DATA FOR THIS EXERCISE
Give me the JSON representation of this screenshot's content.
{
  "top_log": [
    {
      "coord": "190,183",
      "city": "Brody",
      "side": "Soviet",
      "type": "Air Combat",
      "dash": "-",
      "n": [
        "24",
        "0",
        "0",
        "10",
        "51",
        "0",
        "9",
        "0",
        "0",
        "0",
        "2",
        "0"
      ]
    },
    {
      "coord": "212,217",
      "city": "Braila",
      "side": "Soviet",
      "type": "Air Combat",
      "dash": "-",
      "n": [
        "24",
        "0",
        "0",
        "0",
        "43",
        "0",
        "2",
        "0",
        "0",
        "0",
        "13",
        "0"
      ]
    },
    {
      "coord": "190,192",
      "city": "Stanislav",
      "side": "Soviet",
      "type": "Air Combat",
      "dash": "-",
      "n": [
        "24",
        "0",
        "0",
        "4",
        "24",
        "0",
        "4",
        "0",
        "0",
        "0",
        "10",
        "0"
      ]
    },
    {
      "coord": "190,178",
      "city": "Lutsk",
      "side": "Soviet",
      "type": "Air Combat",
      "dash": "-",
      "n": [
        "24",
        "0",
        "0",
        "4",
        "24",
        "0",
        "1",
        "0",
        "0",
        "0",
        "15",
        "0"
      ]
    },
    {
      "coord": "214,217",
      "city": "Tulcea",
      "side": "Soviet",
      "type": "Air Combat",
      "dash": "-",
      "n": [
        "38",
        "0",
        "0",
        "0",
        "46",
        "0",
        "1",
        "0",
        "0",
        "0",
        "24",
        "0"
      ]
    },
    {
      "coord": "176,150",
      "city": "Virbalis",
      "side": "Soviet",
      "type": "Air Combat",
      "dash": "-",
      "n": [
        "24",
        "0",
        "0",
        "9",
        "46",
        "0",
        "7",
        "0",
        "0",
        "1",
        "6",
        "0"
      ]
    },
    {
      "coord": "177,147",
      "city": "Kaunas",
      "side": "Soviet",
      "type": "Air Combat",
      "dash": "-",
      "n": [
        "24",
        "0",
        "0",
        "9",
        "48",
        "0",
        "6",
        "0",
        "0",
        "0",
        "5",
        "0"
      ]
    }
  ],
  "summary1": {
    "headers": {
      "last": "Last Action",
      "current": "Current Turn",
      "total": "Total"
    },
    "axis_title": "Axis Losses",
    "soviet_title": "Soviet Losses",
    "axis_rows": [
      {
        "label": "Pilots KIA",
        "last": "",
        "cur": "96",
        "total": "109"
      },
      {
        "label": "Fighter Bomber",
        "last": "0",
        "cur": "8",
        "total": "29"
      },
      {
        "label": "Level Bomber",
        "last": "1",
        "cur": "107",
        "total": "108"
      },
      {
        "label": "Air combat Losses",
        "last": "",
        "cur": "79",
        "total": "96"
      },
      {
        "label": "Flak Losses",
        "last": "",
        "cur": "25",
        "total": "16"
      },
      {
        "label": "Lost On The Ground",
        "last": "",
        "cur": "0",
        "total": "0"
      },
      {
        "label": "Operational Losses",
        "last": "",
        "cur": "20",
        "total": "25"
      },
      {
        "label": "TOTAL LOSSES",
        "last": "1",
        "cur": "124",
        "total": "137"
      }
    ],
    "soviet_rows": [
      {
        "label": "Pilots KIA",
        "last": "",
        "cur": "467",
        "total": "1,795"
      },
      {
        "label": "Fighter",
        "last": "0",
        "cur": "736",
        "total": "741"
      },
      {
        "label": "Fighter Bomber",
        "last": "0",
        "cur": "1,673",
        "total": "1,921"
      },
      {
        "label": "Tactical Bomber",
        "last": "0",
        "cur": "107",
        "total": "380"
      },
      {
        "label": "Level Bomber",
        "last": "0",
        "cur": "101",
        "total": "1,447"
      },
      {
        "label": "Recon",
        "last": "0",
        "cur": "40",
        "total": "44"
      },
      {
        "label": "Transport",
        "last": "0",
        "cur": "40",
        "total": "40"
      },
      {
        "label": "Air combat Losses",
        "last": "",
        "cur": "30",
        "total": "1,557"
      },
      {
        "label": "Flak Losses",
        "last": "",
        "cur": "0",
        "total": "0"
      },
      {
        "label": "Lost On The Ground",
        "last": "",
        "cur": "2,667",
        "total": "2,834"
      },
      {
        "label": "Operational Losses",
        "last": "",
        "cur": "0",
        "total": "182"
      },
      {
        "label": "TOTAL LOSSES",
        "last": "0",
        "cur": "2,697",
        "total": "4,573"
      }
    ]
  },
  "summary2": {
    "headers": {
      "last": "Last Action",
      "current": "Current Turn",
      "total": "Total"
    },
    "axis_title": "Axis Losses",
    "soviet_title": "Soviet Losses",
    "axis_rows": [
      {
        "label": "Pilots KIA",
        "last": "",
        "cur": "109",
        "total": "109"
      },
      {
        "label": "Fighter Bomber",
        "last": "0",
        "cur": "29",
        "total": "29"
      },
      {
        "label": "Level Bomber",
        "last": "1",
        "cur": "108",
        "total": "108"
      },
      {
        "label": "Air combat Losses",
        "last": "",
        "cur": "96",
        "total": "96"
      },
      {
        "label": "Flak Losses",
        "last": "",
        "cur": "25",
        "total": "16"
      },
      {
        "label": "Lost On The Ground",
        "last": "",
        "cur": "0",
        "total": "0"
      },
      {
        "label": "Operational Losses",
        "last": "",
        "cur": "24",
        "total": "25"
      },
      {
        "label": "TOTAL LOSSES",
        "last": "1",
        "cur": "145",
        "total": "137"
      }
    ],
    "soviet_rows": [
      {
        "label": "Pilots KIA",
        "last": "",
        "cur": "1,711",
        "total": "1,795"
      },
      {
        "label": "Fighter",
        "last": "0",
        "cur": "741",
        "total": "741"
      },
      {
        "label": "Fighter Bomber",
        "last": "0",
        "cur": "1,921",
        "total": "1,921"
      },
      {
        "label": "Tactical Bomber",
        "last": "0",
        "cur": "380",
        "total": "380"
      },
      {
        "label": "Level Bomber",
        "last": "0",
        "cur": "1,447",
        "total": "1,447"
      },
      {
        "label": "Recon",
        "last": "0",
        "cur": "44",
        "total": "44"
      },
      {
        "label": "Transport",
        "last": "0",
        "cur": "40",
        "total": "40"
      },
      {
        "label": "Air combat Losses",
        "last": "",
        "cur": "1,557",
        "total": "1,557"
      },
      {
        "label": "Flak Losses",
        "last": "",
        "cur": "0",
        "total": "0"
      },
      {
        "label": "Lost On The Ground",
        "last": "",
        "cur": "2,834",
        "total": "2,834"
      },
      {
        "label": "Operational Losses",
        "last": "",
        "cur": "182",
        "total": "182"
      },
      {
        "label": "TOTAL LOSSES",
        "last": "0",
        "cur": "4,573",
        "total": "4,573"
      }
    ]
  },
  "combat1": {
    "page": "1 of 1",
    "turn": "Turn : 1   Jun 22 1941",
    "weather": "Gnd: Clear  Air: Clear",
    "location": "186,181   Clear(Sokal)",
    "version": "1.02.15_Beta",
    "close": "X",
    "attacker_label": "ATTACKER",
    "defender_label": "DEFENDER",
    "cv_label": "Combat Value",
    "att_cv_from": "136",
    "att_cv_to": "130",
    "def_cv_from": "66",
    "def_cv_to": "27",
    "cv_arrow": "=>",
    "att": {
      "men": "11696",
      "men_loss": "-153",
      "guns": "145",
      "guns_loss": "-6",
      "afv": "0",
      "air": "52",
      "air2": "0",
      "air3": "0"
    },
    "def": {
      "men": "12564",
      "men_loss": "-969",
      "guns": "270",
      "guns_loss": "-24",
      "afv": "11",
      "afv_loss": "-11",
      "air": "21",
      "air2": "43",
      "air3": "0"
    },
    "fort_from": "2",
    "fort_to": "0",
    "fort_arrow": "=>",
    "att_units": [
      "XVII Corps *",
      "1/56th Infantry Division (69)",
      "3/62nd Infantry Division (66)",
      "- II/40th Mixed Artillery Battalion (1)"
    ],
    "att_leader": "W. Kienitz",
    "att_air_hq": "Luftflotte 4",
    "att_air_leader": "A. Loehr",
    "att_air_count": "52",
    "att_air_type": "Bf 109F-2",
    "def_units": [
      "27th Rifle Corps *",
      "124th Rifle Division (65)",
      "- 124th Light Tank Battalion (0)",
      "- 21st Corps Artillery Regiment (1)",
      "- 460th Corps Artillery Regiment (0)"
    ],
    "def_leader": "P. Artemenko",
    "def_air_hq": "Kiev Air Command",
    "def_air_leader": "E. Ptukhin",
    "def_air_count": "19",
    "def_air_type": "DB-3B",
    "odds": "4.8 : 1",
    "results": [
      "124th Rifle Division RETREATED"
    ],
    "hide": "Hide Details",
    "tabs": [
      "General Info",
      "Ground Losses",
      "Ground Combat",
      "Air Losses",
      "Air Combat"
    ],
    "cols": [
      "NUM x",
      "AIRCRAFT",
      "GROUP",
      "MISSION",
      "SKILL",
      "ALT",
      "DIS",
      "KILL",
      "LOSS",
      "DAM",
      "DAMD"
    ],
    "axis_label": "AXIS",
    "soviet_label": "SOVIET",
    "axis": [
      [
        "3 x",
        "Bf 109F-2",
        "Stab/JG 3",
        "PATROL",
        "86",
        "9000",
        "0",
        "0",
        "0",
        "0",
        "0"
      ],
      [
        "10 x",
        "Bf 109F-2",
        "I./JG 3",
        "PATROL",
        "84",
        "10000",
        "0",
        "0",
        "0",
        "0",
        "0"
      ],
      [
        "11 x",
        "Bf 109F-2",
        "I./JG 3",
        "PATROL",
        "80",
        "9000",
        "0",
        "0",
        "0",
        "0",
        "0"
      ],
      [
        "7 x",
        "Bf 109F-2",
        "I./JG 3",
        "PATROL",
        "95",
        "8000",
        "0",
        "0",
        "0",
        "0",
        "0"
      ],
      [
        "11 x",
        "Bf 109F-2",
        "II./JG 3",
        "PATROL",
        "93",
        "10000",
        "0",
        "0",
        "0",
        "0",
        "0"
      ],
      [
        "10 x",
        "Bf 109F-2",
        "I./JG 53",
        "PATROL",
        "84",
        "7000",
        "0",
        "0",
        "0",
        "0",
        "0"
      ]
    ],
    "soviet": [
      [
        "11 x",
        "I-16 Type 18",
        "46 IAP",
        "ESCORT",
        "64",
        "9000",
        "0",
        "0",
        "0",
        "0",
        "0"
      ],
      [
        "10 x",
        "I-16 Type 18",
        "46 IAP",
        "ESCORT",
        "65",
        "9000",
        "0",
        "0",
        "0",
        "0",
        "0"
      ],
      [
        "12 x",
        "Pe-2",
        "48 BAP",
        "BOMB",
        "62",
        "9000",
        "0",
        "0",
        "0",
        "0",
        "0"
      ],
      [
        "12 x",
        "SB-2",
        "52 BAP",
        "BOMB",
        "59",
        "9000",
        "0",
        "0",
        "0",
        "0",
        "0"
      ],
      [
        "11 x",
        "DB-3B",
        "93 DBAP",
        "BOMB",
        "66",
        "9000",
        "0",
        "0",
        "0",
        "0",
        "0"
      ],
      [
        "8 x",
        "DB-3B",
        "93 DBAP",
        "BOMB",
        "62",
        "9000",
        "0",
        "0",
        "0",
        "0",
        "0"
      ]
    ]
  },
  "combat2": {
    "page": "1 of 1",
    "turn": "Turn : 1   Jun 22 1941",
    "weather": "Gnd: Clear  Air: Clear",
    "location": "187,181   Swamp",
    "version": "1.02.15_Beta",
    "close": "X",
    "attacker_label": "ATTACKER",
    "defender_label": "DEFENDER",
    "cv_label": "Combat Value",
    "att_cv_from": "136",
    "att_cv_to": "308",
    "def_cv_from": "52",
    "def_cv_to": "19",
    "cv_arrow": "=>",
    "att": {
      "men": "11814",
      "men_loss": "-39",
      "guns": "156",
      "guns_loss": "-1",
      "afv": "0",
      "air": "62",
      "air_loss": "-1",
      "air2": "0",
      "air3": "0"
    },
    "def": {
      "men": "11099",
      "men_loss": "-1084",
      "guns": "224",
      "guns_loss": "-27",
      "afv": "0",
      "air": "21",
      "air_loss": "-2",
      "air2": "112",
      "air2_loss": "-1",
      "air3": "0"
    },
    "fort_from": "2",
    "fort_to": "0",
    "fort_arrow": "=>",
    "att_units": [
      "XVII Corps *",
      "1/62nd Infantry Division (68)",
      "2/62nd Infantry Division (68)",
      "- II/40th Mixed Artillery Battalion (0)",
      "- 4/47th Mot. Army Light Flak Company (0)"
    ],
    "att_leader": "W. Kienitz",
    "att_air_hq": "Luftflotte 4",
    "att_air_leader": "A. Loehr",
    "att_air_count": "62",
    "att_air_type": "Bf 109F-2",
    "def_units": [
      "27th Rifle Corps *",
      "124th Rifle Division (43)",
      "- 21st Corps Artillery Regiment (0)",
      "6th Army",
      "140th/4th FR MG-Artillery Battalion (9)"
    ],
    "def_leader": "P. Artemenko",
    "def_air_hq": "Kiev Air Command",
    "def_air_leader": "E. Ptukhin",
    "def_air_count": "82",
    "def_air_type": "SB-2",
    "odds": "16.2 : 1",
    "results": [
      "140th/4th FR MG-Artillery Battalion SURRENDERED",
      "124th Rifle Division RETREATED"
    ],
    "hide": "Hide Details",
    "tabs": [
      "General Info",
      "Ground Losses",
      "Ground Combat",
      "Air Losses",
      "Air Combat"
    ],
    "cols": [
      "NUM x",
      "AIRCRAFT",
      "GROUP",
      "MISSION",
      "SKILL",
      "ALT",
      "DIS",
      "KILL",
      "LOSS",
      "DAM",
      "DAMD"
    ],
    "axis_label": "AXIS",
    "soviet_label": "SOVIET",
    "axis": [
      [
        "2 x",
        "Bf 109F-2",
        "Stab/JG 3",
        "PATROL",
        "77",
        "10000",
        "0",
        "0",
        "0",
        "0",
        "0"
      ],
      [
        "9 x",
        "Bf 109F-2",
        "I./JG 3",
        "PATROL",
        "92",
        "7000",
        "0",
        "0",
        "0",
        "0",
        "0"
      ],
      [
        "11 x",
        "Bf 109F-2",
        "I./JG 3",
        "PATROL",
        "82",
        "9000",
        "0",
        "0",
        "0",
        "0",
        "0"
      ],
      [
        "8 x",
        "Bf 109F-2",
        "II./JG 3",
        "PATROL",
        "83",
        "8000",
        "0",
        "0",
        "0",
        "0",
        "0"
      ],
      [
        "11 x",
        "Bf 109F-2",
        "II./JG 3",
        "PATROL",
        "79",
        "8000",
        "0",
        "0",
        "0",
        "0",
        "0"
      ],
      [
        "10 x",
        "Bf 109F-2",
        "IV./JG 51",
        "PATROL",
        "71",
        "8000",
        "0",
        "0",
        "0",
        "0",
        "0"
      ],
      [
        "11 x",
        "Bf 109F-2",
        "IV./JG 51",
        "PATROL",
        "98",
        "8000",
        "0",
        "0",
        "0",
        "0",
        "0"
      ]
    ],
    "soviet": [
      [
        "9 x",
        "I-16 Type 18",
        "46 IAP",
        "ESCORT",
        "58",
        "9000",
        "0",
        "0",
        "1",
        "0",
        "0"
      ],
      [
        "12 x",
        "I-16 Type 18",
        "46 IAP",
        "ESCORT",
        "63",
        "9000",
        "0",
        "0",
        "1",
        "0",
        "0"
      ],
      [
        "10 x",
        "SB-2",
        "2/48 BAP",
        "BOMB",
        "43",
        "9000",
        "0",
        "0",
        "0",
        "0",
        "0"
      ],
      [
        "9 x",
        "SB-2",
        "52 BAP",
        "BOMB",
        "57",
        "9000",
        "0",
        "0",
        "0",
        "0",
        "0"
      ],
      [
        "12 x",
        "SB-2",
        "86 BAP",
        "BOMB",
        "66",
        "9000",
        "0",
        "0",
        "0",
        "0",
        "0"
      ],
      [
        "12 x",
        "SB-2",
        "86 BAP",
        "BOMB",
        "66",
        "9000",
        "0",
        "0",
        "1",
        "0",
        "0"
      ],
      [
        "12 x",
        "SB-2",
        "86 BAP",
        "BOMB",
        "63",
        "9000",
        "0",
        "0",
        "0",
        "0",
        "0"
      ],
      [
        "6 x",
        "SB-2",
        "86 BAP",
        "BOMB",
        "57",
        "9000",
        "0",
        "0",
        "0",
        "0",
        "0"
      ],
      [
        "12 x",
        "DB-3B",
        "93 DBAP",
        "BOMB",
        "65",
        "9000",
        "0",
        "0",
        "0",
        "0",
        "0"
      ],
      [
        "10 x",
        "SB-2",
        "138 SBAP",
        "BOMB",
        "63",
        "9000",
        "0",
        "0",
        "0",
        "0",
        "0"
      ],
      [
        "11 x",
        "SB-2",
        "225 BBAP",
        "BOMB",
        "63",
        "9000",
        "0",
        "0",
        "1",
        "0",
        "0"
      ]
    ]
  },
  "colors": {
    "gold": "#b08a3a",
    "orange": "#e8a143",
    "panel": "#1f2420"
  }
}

REQUIRED WORK
Using the records above, gather all lines where the string "Artillery" is present.

RESPONSE TO THIS EXERCISE
      "- II/40th Mixed Artillery Battalion (1)"
      "- 21st Corps Artillery Regiment (1)",
      "- 460th Corps Artillery Regiment (0)"
      "- II/40th Mixed Artillery Battalion (0)",
      "- 21st Corps Artillery Regiment (0)",
      "140th/4th FR MG-Artillery Battalion (9)"
      "140th/4th FR MG-Artillery Battalion SURRENDERED",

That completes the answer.